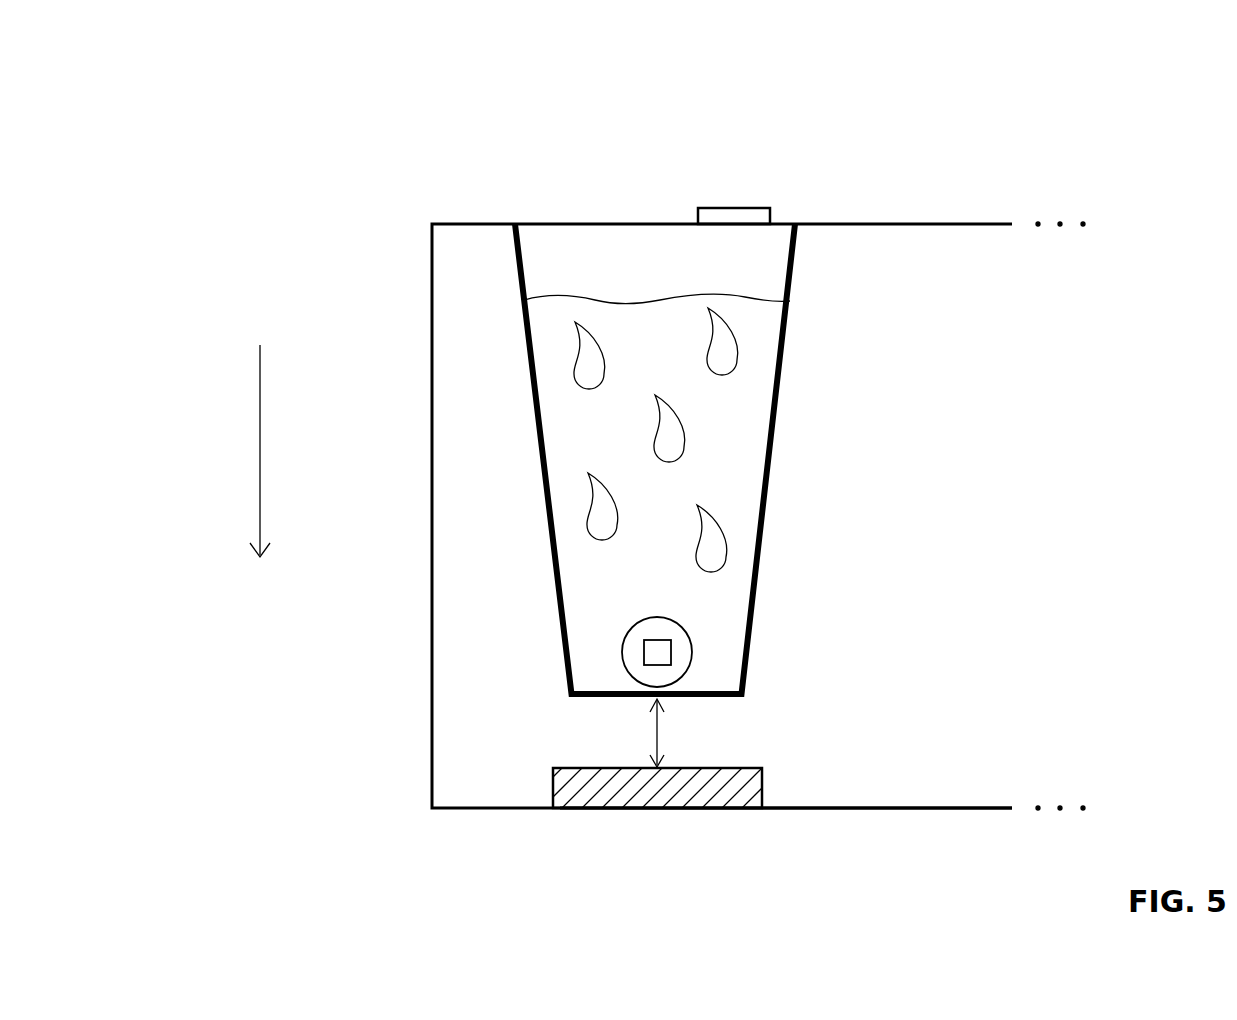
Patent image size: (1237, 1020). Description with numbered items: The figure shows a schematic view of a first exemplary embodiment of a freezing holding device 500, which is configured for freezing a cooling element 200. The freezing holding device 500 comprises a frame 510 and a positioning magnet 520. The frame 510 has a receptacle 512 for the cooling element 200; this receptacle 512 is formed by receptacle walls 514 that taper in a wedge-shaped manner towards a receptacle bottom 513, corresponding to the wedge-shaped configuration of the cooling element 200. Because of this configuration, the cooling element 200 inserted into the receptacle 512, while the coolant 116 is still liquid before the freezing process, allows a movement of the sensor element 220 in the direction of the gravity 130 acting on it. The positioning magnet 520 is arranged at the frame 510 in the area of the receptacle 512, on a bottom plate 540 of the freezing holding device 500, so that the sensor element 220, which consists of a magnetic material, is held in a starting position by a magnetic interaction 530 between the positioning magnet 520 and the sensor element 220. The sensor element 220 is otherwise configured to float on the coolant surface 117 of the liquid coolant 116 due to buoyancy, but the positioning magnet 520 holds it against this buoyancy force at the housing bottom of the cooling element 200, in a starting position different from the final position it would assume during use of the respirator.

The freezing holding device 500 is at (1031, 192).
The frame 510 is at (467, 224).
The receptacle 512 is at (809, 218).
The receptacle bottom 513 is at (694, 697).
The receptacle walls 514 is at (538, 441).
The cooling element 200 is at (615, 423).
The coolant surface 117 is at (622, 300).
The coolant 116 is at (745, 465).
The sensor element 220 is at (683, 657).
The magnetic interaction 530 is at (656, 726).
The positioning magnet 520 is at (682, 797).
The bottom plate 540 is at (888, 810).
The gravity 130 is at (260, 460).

### WHAT NEEDS TO BE DONE
Copy the items from the first line through the line that contains "The receptacle walls 514 is at (538, 441).", replacing "exemplary embodiment" with "example embodiment" and changing nothing else. Leave the pictures out.

### EXERCISE ANSWER
Patent image size: (1237, 1020). Description with numbered items: The figure shows a schematic view of a first example embodiment of a freezing holding device 500, which is configured for freezing a cooling element 200. The freezing holding device 500 comprises a frame 510 and a positioning magnet 520. The frame 510 has a receptacle 512 for the cooling element 200; this receptacle 512 is formed by receptacle walls 514 that taper in a wedge-shaped manner towards a receptacle bottom 513, corresponding to the wedge-shaped configuration of the cooling element 200. Because of this configuration, the cooling element 200 inserted into the receptacle 512, while the coolant 116 is still liquid before the freezing process, allows a movement of the sensor element 220 in the direction of the gravity 130 acting on it. The positioning magnet 520 is arranged at the frame 510 in the area of the receptacle 512, on a bottom plate 540 of the freezing holding device 500, so that the sensor element 220, which consists of a magnetic material, is held in a starting position by a magnetic interaction 530 between the positioning magnet 520 and the sensor element 220. The sensor element 220 is otherwise configured to float on the coolant surface 117 of the liquid coolant 116 due to buoyancy, but the positioning magnet 520 holds it against this buoyancy force at the housing bottom of the cooling element 200, in a starting position different from the final position it would assume during use of the respirator.

The freezing holding device 500 is at (1031, 192).
The frame 510 is at (467, 224).
The receptacle 512 is at (809, 218).
The receptacle bottom 513 is at (694, 697).
The receptacle walls 514 is at (538, 441).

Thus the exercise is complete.